**PROBLEM TO WORK ON**: Copy out every line of the material below word for word, omitting the pictures.

___ RECORDS PROVIDED ___

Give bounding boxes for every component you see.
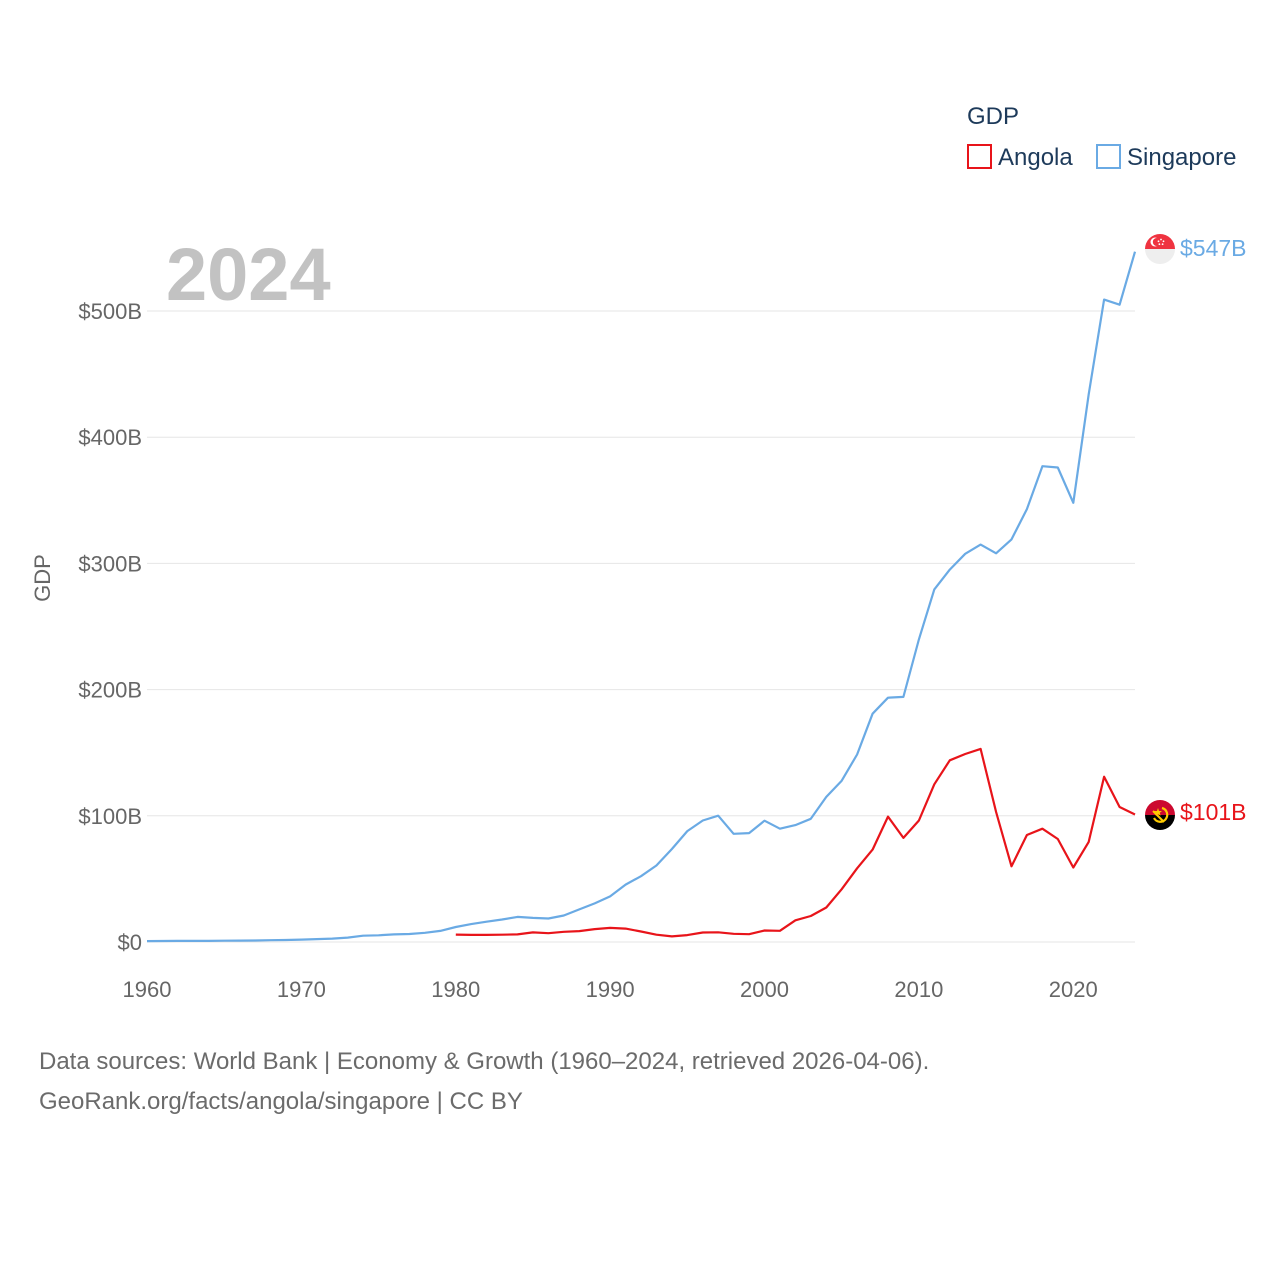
gridlines (147, 310, 1135, 943)
legend-swatch-angola (967, 144, 992, 169)
x-tick-label: 1960 (123, 977, 172, 1002)
series-line-singapore[interactable] (146, 251, 1137, 943)
legend-item-angola[interactable]: Angola (967, 144, 1073, 171)
legend-item-singapore[interactable]: Singapore (1096, 144, 1236, 171)
x-tick-label: 2000 (740, 977, 789, 1002)
series-lines (146, 251, 1137, 943)
y-tick-label: $400B (78, 425, 142, 450)
y-tick-label: $100B (78, 804, 142, 829)
source-note: Data sources: World Bank | Economy & Gro… (39, 1042, 929, 1122)
y-tick-label: $500B (78, 299, 142, 324)
x-tick-label: 1970 (277, 977, 326, 1002)
end-value-label-singapore: $547B (1180, 235, 1247, 261)
year-watermark: 2024 (166, 233, 331, 316)
y-axis-title: GDP (30, 554, 55, 602)
y-tick-label: $300B (78, 551, 142, 576)
legend-label-angola: Angola (998, 144, 1073, 171)
singapore-flag-icon (1145, 234, 1175, 264)
y-tick-label: $200B (78, 678, 142, 703)
x-tick-label: 2010 (894, 977, 943, 1002)
x-axis-ticks: 1960 1970 1980 1990 2000 2010 2020 (123, 977, 1098, 1002)
legend-swatch-singapore (1096, 144, 1121, 169)
x-tick-label: 1980 (431, 977, 480, 1002)
y-axis-ticks: $0 $100B $200B $300B $400B $500B (78, 299, 142, 955)
source-line-1: Data sources: World Bank | Economy & Gro… (39, 1048, 930, 1075)
series-line-angola[interactable] (455, 747, 1136, 938)
y-tick-label: $0 (118, 930, 142, 955)
x-tick-label: 2020 (1049, 977, 1098, 1002)
source-line-2[interactable]: GeoRank.org/facts/angola/singapore | CC … (39, 1088, 523, 1115)
legend-label-singapore: Singapore (1127, 144, 1236, 171)
angola-flag-icon (1145, 800, 1175, 830)
legend-title: GDP (967, 103, 1019, 130)
x-tick-label: 1990 (586, 977, 635, 1002)
end-value-label-angola: $101B (1180, 799, 1247, 825)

___

**WORKED ANSWER**:
Give bounding boxes for every component you see.
gridlines (147, 310, 1135, 943)
legend-swatch-angola (967, 144, 992, 169)
x-tick-label: 1960 (123, 977, 172, 1002)
series-line-singapore[interactable] (146, 251, 1137, 943)
legend-item-angola[interactable]: Angola (967, 144, 1073, 171)
legend-item-singapore[interactable]: Singapore (1096, 144, 1236, 171)
x-tick-label: 2000 (740, 977, 789, 1002)
series-lines (146, 251, 1137, 943)
y-tick-label: $400B (78, 425, 142, 450)
y-tick-label: $100B (78, 804, 142, 829)
source-note: Data sources: World Bank | Economy & Gro… (39, 1042, 929, 1122)
y-tick-label: $500B (78, 299, 142, 324)
x-tick-label: 1970 (277, 977, 326, 1002)
end-value-label-singapore: $547B (1180, 235, 1247, 261)
year-watermark: 2024 (166, 233, 331, 316)
y-axis-title: GDP (30, 554, 55, 602)
y-tick-label: $300B (78, 551, 142, 576)
legend-label-angola: Angola (998, 144, 1073, 171)
singapore-flag-icon (1145, 234, 1175, 264)
y-tick-label: $200B (78, 678, 142, 703)
x-tick-label: 2010 (894, 977, 943, 1002)
x-axis-ticks: 1960 1970 1980 1990 2000 2010 2020 (123, 977, 1098, 1002)
legend-swatch-singapore (1096, 144, 1121, 169)
x-tick-label: 1980 (431, 977, 480, 1002)
y-axis-ticks: $0 $100B $200B $300B $400B $500B (78, 299, 142, 955)
source-line-1: Data sources: World Bank | Economy & Gro… (39, 1048, 930, 1075)
series-line-angola[interactable] (455, 747, 1136, 938)
y-tick-label: $0 (118, 930, 142, 955)
x-tick-label: 2020 (1049, 977, 1098, 1002)
source-line-2[interactable]: GeoRank.org/facts/angola/singapore | CC … (39, 1088, 523, 1115)
legend-label-singapore: Singapore (1127, 144, 1236, 171)
angola-flag-icon (1145, 800, 1175, 830)
legend-title: GDP (967, 103, 1019, 130)
x-tick-label: 1990 (586, 977, 635, 1002)
end-value-label-angola: $101B (1180, 799, 1247, 825)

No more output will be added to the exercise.